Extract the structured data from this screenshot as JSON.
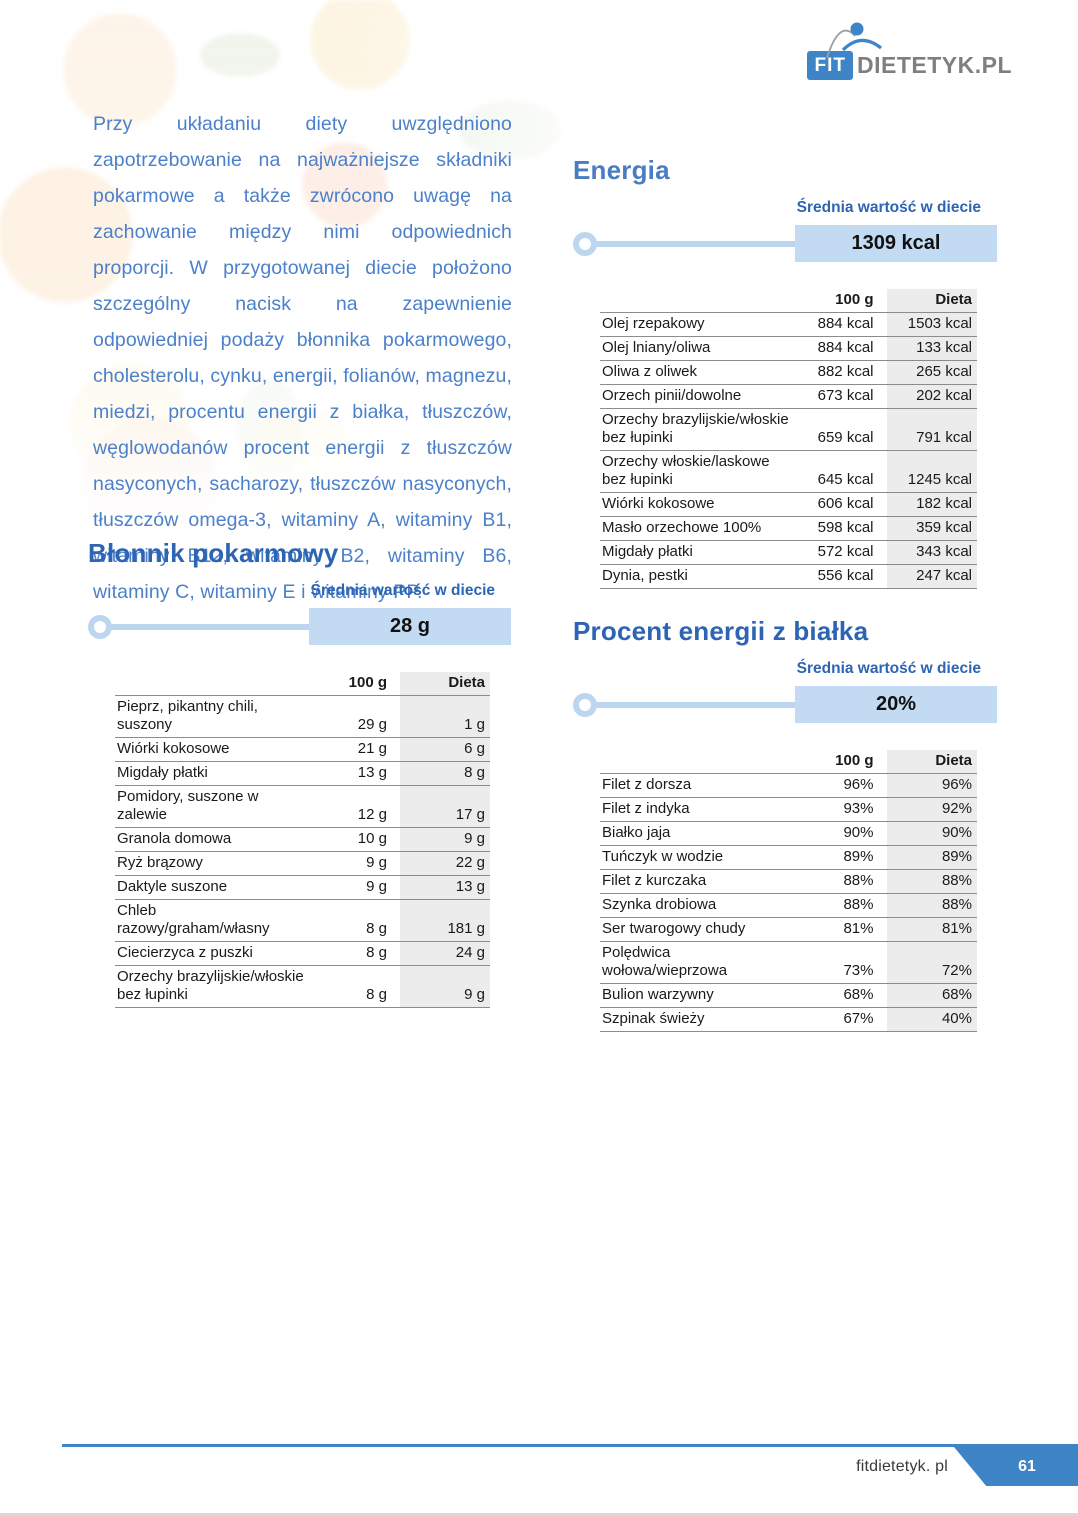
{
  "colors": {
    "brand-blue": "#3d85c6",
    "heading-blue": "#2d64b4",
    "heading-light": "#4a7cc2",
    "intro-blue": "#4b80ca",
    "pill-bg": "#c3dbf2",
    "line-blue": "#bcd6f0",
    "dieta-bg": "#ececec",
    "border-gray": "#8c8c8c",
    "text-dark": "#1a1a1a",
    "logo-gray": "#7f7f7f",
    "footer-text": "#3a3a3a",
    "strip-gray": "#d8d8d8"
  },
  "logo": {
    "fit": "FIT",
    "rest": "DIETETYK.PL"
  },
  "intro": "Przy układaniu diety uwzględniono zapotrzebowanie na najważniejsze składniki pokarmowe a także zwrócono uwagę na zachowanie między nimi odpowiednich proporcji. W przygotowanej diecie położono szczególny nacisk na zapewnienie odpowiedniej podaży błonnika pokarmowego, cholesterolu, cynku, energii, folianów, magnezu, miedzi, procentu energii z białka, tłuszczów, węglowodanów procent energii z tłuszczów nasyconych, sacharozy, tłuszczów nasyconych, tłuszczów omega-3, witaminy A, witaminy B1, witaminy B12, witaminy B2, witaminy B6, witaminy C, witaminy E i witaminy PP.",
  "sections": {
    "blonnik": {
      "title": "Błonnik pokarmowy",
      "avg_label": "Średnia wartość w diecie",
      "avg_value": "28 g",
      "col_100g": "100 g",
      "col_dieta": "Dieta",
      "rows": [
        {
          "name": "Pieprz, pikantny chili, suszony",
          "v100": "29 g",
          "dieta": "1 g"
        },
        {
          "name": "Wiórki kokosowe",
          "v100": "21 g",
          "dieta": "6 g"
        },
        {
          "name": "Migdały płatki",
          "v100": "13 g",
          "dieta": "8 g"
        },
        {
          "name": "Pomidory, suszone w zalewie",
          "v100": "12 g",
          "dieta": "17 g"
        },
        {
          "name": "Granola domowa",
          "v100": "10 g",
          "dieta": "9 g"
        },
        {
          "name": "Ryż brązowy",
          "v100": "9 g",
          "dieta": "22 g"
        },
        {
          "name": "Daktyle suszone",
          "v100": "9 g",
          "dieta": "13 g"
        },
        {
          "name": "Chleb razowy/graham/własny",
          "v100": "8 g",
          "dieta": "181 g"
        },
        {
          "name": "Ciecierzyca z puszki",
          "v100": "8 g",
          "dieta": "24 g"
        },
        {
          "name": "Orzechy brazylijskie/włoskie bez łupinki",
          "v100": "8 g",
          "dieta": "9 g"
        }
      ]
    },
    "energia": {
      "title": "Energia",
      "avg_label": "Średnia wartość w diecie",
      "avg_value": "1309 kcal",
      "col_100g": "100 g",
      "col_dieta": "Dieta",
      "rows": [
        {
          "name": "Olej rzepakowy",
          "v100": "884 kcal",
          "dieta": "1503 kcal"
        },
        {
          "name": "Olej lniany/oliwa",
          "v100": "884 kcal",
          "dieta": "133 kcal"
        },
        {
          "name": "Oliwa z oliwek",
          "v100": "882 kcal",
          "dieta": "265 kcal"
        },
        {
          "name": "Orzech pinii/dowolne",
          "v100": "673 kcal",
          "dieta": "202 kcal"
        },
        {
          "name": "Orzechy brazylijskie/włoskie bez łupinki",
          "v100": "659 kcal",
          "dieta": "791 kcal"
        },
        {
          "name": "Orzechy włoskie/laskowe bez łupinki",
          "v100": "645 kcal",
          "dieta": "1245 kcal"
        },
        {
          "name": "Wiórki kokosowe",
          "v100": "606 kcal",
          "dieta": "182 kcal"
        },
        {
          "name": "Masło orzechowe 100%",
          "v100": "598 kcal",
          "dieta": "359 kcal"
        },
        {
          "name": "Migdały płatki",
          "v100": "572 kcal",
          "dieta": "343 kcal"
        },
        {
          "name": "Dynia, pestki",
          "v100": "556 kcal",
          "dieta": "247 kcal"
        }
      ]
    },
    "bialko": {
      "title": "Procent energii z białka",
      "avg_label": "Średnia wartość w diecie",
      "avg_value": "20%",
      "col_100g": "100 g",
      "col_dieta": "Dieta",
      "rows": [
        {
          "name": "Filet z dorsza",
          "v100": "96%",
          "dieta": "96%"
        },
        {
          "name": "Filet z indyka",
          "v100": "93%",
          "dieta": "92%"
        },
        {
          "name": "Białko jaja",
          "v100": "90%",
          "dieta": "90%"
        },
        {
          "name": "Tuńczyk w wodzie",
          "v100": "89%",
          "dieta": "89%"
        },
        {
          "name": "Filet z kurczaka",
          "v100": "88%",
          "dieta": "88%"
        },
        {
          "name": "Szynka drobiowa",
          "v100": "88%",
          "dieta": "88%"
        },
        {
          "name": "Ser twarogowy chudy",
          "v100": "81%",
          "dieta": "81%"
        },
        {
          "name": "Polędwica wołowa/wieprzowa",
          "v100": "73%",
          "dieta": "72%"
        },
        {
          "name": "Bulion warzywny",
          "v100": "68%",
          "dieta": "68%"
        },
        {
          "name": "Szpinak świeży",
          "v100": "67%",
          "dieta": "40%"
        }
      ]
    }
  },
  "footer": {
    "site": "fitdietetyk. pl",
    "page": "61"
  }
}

§ **INSTRUCTIONS FOR THE TASK**
Leave out the pictures and retype every line above exactly.

§ **WRITTEN SOLUTION**
Extract the structured data from this screenshot as JSON.
{
  "colors": {
    "brand-blue": "#3d85c6",
    "heading-blue": "#2d64b4",
    "heading-light": "#4a7cc2",
    "intro-blue": "#4b80ca",
    "pill-bg": "#c3dbf2",
    "line-blue": "#bcd6f0",
    "dieta-bg": "#ececec",
    "border-gray": "#8c8c8c",
    "text-dark": "#1a1a1a",
    "logo-gray": "#7f7f7f",
    "footer-text": "#3a3a3a",
    "strip-gray": "#d8d8d8"
  },
  "logo": {
    "fit": "FIT",
    "rest": "DIETETYK.PL"
  },
  "intro": "Przy układaniu diety uwzględniono zapotrzebowanie na najważniejsze składniki pokarmowe a także zwrócono uwagę na zachowanie między nimi odpowiednich proporcji. W przygotowanej diecie położono szczególny nacisk na zapewnienie odpowiedniej podaży błonnika pokarmowego, cholesterolu, cynku, energii, folianów, magnezu, miedzi, procentu energii z białka, tłuszczów, węglowodanów procent energii z tłuszczów nasyconych, sacharozy, tłuszczów nasyconych, tłuszczów omega-3, witaminy A, witaminy B1, witaminy B12, witaminy B2, witaminy B6, witaminy C, witaminy E i witaminy PP.",
  "sections": {
    "blonnik": {
      "title": "Błonnik pokarmowy",
      "avg_label": "Średnia wartość w diecie",
      "avg_value": "28 g",
      "col_100g": "100 g",
      "col_dieta": "Dieta",
      "rows": [
        {
          "name": "Pieprz, pikantny chili, suszony",
          "v100": "29 g",
          "dieta": "1 g"
        },
        {
          "name": "Wiórki kokosowe",
          "v100": "21 g",
          "dieta": "6 g"
        },
        {
          "name": "Migdały płatki",
          "v100": "13 g",
          "dieta": "8 g"
        },
        {
          "name": "Pomidory, suszone w zalewie",
          "v100": "12 g",
          "dieta": "17 g"
        },
        {
          "name": "Granola domowa",
          "v100": "10 g",
          "dieta": "9 g"
        },
        {
          "name": "Ryż brązowy",
          "v100": "9 g",
          "dieta": "22 g"
        },
        {
          "name": "Daktyle suszone",
          "v100": "9 g",
          "dieta": "13 g"
        },
        {
          "name": "Chleb razowy/graham/własny",
          "v100": "8 g",
          "dieta": "181 g"
        },
        {
          "name": "Ciecierzyca z puszki",
          "v100": "8 g",
          "dieta": "24 g"
        },
        {
          "name": "Orzechy brazylijskie/włoskie bez łupinki",
          "v100": "8 g",
          "dieta": "9 g"
        }
      ]
    },
    "energia": {
      "title": "Energia",
      "avg_label": "Średnia wartość w diecie",
      "avg_value": "1309 kcal",
      "col_100g": "100 g",
      "col_dieta": "Dieta",
      "rows": [
        {
          "name": "Olej rzepakowy",
          "v100": "884 kcal",
          "dieta": "1503 kcal"
        },
        {
          "name": "Olej lniany/oliwa",
          "v100": "884 kcal",
          "dieta": "133 kcal"
        },
        {
          "name": "Oliwa z oliwek",
          "v100": "882 kcal",
          "dieta": "265 kcal"
        },
        {
          "name": "Orzech pinii/dowolne",
          "v100": "673 kcal",
          "dieta": "202 kcal"
        },
        {
          "name": "Orzechy brazylijskie/włoskie bez łupinki",
          "v100": "659 kcal",
          "dieta": "791 kcal"
        },
        {
          "name": "Orzechy włoskie/laskowe bez łupinki",
          "v100": "645 kcal",
          "dieta": "1245 kcal"
        },
        {
          "name": "Wiórki kokosowe",
          "v100": "606 kcal",
          "dieta": "182 kcal"
        },
        {
          "name": "Masło orzechowe 100%",
          "v100": "598 kcal",
          "dieta": "359 kcal"
        },
        {
          "name": "Migdały płatki",
          "v100": "572 kcal",
          "dieta": "343 kcal"
        },
        {
          "name": "Dynia, pestki",
          "v100": "556 kcal",
          "dieta": "247 kcal"
        }
      ]
    },
    "bialko": {
      "title": "Procent energii z białka",
      "avg_label": "Średnia wartość w diecie",
      "avg_value": "20%",
      "col_100g": "100 g",
      "col_dieta": "Dieta",
      "rows": [
        {
          "name": "Filet z dorsza",
          "v100": "96%",
          "dieta": "96%"
        },
        {
          "name": "Filet z indyka",
          "v100": "93%",
          "dieta": "92%"
        },
        {
          "name": "Białko jaja",
          "v100": "90%",
          "dieta": "90%"
        },
        {
          "name": "Tuńczyk w wodzie",
          "v100": "89%",
          "dieta": "89%"
        },
        {
          "name": "Filet z kurczaka",
          "v100": "88%",
          "dieta": "88%"
        },
        {
          "name": "Szynka drobiowa",
          "v100": "88%",
          "dieta": "88%"
        },
        {
          "name": "Ser twarogowy chudy",
          "v100": "81%",
          "dieta": "81%"
        },
        {
          "name": "Polędwica wołowa/wieprzowa",
          "v100": "73%",
          "dieta": "72%"
        },
        {
          "name": "Bulion warzywny",
          "v100": "68%",
          "dieta": "68%"
        },
        {
          "name": "Szpinak świeży",
          "v100": "67%",
          "dieta": "40%"
        }
      ]
    }
  },
  "footer": {
    "site": "fitdietetyk. pl",
    "page": "61"
  }
}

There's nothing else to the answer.